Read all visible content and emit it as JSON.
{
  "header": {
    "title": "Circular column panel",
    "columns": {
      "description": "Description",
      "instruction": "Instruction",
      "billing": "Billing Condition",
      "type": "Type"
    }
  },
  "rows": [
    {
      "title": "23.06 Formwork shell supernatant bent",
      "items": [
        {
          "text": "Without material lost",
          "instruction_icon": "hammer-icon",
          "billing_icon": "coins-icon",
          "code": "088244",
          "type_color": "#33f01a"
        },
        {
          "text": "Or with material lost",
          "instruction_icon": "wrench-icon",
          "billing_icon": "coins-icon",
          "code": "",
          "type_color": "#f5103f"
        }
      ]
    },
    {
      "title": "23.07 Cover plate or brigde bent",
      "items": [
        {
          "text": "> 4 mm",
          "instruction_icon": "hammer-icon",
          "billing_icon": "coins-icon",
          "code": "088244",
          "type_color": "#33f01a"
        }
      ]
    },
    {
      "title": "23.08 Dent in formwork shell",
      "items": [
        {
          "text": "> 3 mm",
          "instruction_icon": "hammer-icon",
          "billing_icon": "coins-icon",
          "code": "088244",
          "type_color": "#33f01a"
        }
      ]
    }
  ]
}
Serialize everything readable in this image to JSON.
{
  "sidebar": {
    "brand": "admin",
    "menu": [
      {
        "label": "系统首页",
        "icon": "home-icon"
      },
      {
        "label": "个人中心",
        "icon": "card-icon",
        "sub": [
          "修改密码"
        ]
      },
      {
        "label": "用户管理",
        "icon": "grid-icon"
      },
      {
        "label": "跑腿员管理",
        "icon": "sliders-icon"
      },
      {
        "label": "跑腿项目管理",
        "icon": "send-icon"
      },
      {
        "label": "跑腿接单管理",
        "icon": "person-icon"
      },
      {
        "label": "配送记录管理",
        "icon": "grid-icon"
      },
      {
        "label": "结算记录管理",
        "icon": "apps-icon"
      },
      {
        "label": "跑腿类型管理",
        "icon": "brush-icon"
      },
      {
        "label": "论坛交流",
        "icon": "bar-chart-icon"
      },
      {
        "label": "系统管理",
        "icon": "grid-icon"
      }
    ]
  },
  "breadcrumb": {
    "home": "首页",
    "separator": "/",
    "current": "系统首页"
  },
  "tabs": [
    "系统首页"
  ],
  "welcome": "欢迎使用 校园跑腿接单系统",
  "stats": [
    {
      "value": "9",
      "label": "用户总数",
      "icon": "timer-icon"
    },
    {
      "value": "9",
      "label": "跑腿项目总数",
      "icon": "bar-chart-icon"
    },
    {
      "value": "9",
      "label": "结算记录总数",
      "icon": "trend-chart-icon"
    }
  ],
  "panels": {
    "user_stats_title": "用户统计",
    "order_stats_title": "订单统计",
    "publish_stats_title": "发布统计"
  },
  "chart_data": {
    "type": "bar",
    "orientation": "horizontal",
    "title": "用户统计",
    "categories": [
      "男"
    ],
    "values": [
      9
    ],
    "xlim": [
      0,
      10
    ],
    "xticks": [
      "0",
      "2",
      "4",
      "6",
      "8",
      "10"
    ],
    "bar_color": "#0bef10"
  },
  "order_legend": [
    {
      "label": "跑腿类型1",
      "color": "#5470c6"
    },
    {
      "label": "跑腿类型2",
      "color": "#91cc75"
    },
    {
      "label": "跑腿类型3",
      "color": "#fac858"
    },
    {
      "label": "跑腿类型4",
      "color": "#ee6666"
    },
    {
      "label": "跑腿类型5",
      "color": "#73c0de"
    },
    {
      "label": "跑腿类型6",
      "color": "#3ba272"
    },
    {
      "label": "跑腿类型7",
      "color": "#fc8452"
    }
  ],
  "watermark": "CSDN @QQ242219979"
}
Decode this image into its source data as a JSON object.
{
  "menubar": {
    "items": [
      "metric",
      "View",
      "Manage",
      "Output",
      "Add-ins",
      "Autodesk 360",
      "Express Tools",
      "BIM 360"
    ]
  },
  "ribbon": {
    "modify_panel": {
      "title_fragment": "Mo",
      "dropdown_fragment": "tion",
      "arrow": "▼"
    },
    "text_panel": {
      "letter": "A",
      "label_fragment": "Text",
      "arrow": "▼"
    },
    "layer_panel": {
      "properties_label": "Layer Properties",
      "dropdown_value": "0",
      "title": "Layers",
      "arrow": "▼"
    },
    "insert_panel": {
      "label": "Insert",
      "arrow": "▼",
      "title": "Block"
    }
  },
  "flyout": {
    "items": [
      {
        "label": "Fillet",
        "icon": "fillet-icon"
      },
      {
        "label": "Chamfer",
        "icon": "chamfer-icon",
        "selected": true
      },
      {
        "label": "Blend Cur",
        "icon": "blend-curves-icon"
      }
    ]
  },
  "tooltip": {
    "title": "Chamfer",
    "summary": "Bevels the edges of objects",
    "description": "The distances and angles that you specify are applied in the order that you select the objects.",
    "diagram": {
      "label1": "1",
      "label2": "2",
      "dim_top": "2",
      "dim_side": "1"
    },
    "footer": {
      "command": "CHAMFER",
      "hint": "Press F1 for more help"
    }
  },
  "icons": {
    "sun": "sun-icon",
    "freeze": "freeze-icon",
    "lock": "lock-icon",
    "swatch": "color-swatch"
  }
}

**Goal:** Read through the data and copy every line where "bent" shows up.

**Reply:**
      "title": "23.06 Formwork shell supernatant bent",
      "title": "23.07 Cover plate or brigde bent",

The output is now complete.